Give the material once more, word for word, without any images.

Dataset records:
====

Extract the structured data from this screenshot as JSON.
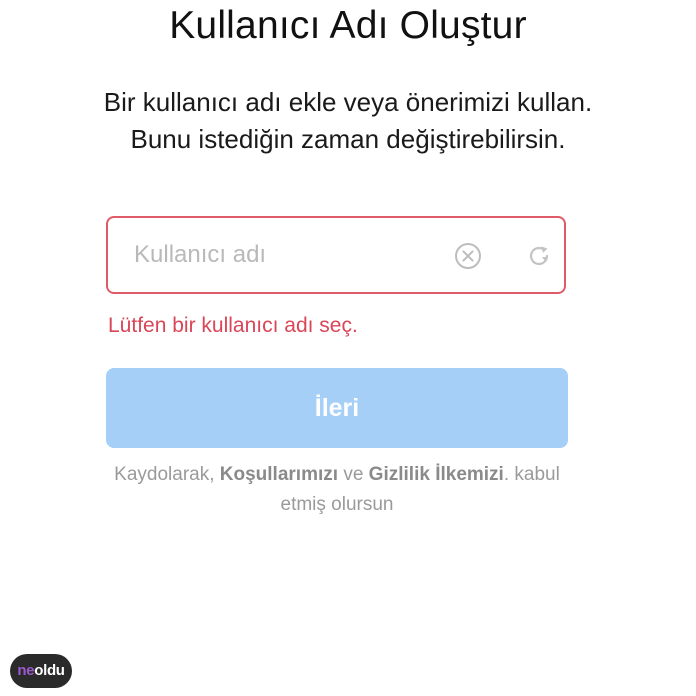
{
  "header": {
    "title": "Kullanıcı Adı Oluştur"
  },
  "intro": {
    "text": "Bir kullanıcı adı ekle veya önerimizi kullan. Bunu istediğin zaman değiştirebilirsin."
  },
  "username_field": {
    "value": "",
    "placeholder": "Kullanıcı adı",
    "clear_icon": "clear-circle-x-icon",
    "refresh_icon": "refresh-arrow-icon",
    "border_color": "#e05b6a"
  },
  "error": {
    "text": "Lütfen bir kullanıcı adı seç.",
    "color": "#d94658"
  },
  "next_button": {
    "label": "İleri",
    "background": "#a6cff8"
  },
  "terms": {
    "prefix": "Kaydolarak,",
    "terms_link": "Koşullarımızı",
    "middle": "ve",
    "privacy_link": "Gizlilik İlkemizi",
    "suffix": ". kabul etmiş olursun"
  },
  "watermark": {
    "prefix": "ne",
    "suffix": "oldu"
  }
}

====

RIGHT ANSWER =>
Extract the structured data from this screenshot as JSON.
{
  "header": {
    "title": "Kullanıcı Adı Oluştur"
  },
  "intro": {
    "text": "Bir kullanıcı adı ekle veya önerimizi kullan. Bunu istediğin zaman değiştirebilirsin."
  },
  "username_field": {
    "value": "",
    "placeholder": "Kullanıcı adı",
    "clear_icon": "clear-circle-x-icon",
    "refresh_icon": "refresh-arrow-icon",
    "border_color": "#e05b6a"
  },
  "error": {
    "text": "Lütfen bir kullanıcı adı seç.",
    "color": "#d94658"
  },
  "next_button": {
    "label": "İleri",
    "background": "#a6cff8"
  },
  "terms": {
    "prefix": "Kaydolarak,",
    "terms_link": "Koşullarımızı",
    "middle": "ve",
    "privacy_link": "Gizlilik İlkemizi",
    "suffix": ". kabul etmiş olursun"
  },
  "watermark": {
    "prefix": "ne",
    "suffix": "oldu"
  }
}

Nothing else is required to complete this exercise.